┌──

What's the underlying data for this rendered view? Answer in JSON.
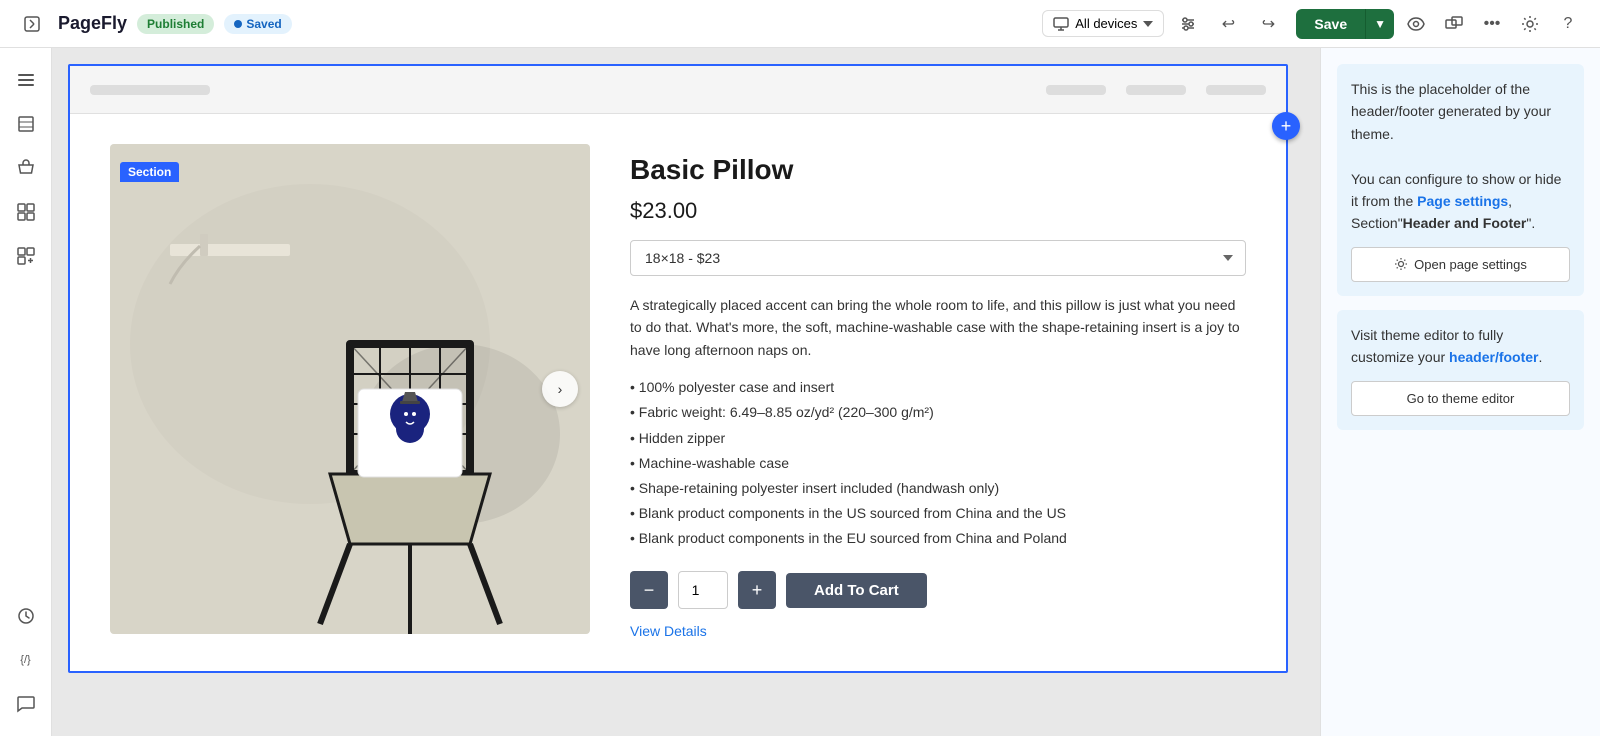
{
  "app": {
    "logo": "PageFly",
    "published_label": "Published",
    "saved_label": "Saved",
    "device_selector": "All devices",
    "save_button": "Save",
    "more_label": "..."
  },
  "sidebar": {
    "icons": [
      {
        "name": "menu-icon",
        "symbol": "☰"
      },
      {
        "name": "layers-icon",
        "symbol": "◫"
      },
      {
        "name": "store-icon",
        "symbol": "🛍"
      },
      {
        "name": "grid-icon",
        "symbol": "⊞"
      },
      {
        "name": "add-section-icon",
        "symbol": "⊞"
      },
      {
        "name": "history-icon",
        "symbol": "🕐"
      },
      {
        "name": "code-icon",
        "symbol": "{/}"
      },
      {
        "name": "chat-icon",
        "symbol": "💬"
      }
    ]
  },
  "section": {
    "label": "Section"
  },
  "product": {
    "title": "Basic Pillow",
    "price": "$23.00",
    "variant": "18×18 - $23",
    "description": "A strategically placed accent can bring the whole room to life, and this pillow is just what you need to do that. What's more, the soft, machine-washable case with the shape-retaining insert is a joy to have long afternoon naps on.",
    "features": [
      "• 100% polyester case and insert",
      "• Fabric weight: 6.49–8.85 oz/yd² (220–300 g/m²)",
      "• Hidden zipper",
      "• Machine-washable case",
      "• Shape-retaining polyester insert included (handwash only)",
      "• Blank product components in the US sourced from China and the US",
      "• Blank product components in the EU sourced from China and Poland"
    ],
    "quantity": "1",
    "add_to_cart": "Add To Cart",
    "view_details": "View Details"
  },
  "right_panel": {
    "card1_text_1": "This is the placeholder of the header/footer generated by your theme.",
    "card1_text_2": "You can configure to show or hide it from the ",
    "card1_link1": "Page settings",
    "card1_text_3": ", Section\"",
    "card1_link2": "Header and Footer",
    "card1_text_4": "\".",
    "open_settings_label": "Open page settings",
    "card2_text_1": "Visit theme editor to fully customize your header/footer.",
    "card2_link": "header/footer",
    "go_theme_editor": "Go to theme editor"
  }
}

└──

**Given request:** From the material above, reproduce everything verbatim except the pictures.

**Task response:**
What's the underlying data for this rendered view? Answer in JSON.
{
  "app": {
    "logo": "PageFly",
    "published_label": "Published",
    "saved_label": "Saved",
    "device_selector": "All devices",
    "save_button": "Save",
    "more_label": "..."
  },
  "sidebar": {
    "icons": [
      {
        "name": "menu-icon",
        "symbol": "☰"
      },
      {
        "name": "layers-icon",
        "symbol": "◫"
      },
      {
        "name": "store-icon",
        "symbol": "🛍"
      },
      {
        "name": "grid-icon",
        "symbol": "⊞"
      },
      {
        "name": "add-section-icon",
        "symbol": "⊞"
      },
      {
        "name": "history-icon",
        "symbol": "🕐"
      },
      {
        "name": "code-icon",
        "symbol": "{/}"
      },
      {
        "name": "chat-icon",
        "symbol": "💬"
      }
    ]
  },
  "section": {
    "label": "Section"
  },
  "product": {
    "title": "Basic Pillow",
    "price": "$23.00",
    "variant": "18×18 - $23",
    "description": "A strategically placed accent can bring the whole room to life, and this pillow is just what you need to do that. What's more, the soft, machine-washable case with the shape-retaining insert is a joy to have long afternoon naps on.",
    "features": [
      "• 100% polyester case and insert",
      "• Fabric weight: 6.49–8.85 oz/yd² (220–300 g/m²)",
      "• Hidden zipper",
      "• Machine-washable case",
      "• Shape-retaining polyester insert included (handwash only)",
      "• Blank product components in the US sourced from China and the US",
      "• Blank product components in the EU sourced from China and Poland"
    ],
    "quantity": "1",
    "add_to_cart": "Add To Cart",
    "view_details": "View Details"
  },
  "right_panel": {
    "card1_text_1": "This is the placeholder of the header/footer generated by your theme.",
    "card1_text_2": "You can configure to show or hide it from the ",
    "card1_link1": "Page settings",
    "card1_text_3": ", Section\"",
    "card1_link2": "Header and Footer",
    "card1_text_4": "\".",
    "open_settings_label": "Open page settings",
    "card2_text_1": "Visit theme editor to fully customize your header/footer.",
    "card2_link": "header/footer",
    "go_theme_editor": "Go to theme editor"
  }
}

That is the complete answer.